▸ **Source records**:
+++++

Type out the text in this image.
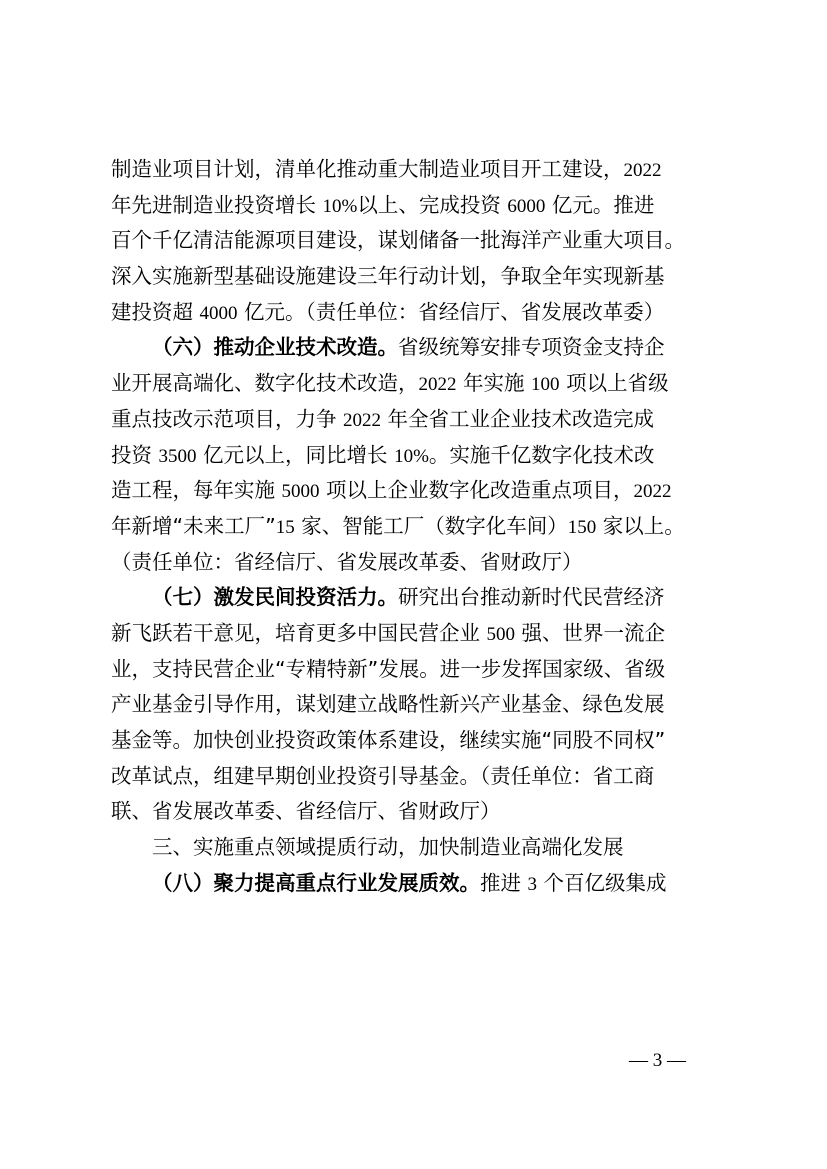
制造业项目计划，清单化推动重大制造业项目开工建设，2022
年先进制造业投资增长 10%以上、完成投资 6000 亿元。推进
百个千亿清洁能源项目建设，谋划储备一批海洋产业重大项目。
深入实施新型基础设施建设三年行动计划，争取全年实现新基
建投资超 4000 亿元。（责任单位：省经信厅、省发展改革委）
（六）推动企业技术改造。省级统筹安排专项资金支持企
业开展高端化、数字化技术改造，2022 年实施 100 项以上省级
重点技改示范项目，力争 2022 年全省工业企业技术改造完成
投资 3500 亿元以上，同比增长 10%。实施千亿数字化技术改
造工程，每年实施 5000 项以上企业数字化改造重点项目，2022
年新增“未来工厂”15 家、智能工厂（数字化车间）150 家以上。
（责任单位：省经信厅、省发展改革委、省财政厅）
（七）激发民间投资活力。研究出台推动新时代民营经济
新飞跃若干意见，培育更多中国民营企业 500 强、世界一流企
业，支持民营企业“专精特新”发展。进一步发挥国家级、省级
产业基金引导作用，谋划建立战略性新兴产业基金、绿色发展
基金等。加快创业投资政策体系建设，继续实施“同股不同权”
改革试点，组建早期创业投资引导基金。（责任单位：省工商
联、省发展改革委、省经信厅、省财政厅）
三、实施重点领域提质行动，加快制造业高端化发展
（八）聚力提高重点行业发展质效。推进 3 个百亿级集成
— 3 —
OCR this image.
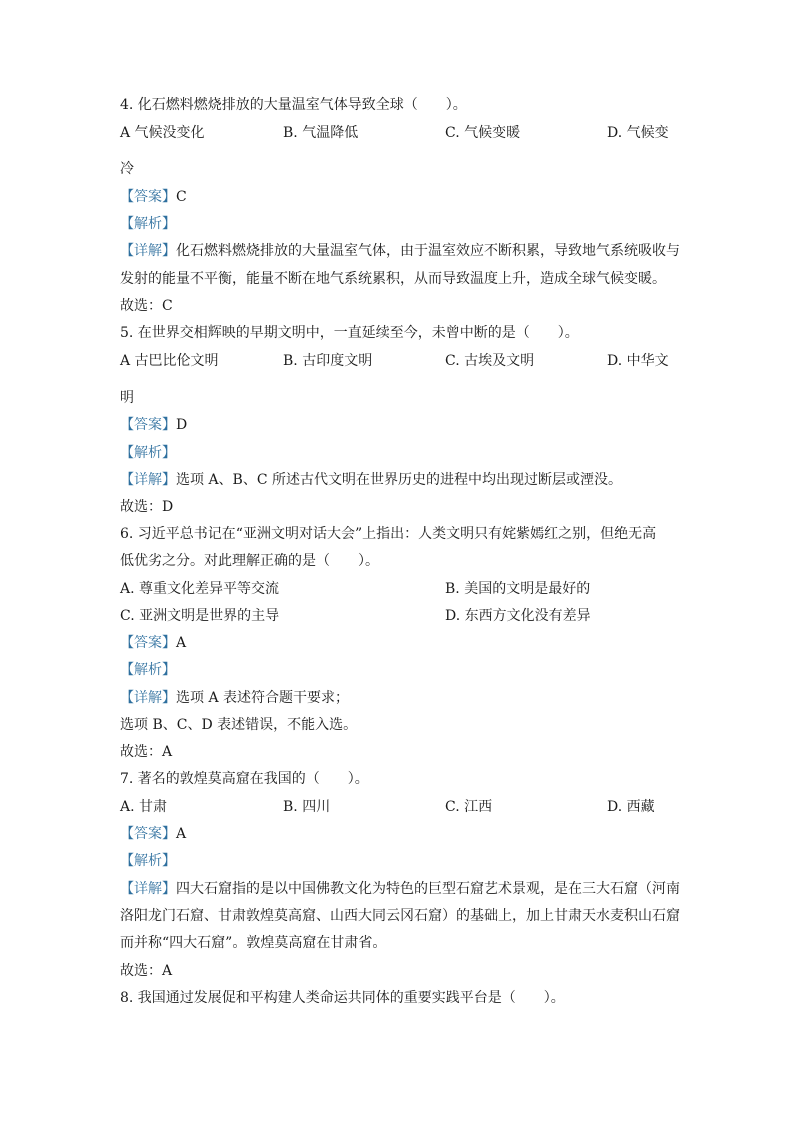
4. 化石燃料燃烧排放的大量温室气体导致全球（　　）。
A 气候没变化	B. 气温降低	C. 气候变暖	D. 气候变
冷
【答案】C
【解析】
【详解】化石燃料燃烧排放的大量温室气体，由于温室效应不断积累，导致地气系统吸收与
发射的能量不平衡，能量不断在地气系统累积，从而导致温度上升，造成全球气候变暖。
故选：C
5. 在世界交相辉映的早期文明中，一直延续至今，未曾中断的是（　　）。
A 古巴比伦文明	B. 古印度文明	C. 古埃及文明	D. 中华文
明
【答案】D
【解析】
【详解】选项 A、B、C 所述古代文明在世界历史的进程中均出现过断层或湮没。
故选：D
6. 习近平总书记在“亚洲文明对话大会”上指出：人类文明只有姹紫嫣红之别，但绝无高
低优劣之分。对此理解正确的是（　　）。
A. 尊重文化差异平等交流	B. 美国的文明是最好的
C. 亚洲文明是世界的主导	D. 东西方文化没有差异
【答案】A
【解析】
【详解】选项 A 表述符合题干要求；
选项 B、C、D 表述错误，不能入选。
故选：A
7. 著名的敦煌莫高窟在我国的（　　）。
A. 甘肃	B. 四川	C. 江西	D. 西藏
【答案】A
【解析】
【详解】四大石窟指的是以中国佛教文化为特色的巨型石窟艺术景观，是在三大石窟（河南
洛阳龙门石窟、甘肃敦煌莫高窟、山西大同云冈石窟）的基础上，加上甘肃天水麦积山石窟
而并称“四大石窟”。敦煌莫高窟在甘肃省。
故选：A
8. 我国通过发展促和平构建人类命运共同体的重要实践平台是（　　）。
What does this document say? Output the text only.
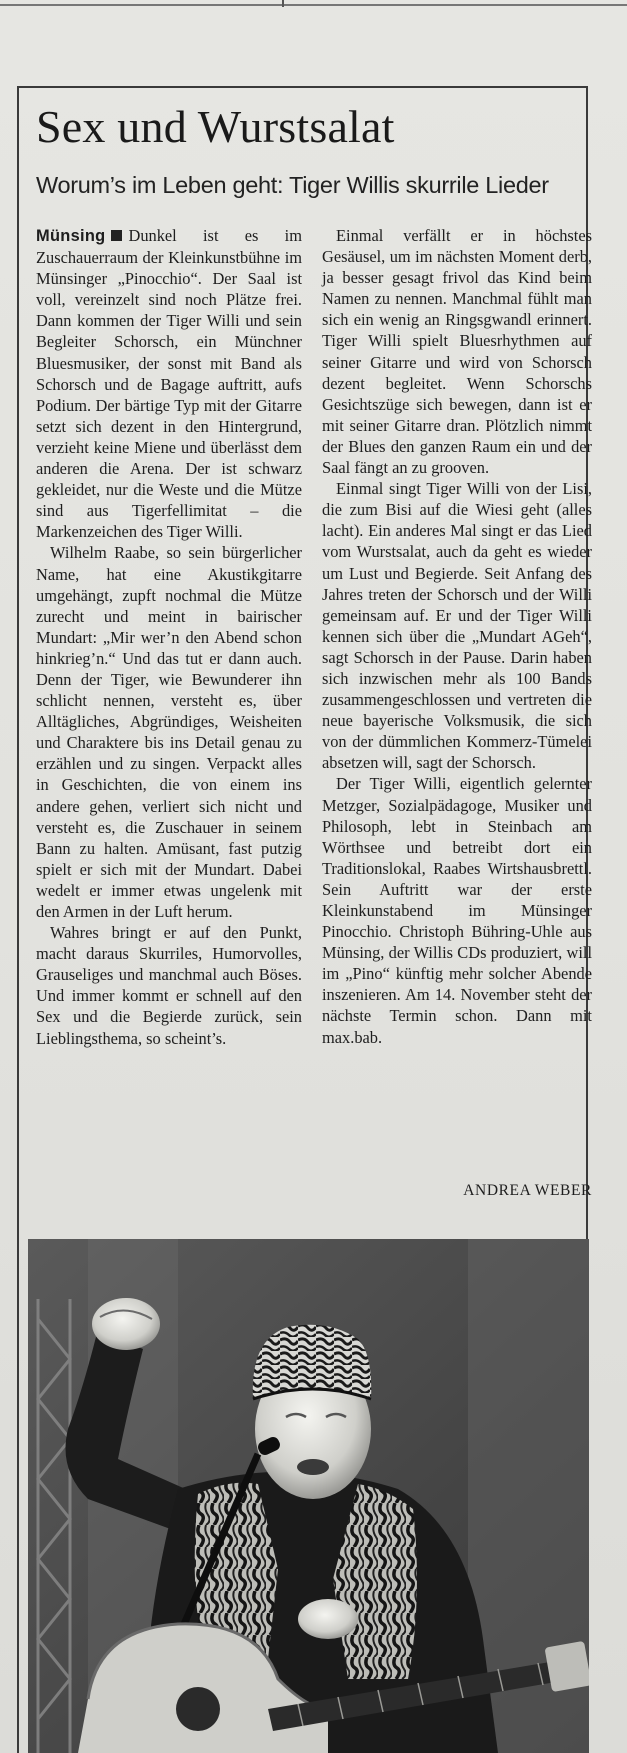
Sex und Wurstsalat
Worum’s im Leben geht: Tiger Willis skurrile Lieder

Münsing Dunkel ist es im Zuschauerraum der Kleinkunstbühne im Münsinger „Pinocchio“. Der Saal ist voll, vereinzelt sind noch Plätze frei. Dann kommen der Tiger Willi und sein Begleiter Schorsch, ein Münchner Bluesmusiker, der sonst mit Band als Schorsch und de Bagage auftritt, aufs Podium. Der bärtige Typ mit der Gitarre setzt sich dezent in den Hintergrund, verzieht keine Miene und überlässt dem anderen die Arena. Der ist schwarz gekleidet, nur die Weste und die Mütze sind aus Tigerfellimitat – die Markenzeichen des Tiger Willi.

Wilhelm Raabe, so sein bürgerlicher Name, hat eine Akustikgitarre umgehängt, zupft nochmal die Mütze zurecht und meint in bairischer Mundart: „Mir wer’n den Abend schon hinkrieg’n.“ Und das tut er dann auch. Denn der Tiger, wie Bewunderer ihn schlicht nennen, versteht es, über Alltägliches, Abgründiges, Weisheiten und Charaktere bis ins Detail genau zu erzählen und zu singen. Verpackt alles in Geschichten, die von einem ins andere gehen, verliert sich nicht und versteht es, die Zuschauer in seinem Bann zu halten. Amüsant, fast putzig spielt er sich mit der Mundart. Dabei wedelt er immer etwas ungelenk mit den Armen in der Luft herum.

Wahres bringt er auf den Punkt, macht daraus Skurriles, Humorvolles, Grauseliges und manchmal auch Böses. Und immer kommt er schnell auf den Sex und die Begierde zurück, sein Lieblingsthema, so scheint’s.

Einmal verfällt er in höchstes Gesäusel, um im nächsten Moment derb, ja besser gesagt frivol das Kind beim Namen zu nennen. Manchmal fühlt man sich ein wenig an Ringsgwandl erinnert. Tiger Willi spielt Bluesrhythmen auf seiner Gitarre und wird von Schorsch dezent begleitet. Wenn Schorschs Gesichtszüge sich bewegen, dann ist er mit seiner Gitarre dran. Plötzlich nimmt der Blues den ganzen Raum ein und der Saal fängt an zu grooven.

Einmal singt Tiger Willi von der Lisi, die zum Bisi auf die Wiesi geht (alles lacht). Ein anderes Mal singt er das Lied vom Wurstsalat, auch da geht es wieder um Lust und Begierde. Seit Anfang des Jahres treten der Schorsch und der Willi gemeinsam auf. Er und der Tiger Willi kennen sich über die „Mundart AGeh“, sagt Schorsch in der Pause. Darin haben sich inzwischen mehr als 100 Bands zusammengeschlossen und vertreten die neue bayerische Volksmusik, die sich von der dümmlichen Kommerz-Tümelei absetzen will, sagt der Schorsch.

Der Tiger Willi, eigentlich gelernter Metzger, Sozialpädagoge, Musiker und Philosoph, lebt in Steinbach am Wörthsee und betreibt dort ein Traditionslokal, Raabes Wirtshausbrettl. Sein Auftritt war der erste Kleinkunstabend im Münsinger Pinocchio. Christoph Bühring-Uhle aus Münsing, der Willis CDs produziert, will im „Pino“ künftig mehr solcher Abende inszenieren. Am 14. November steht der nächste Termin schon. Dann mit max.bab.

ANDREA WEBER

+++++

▸ **Challenge**: Report how many lines in the listing above include the word "text". Give nothing but the number.

▸ **Result for this task**: 2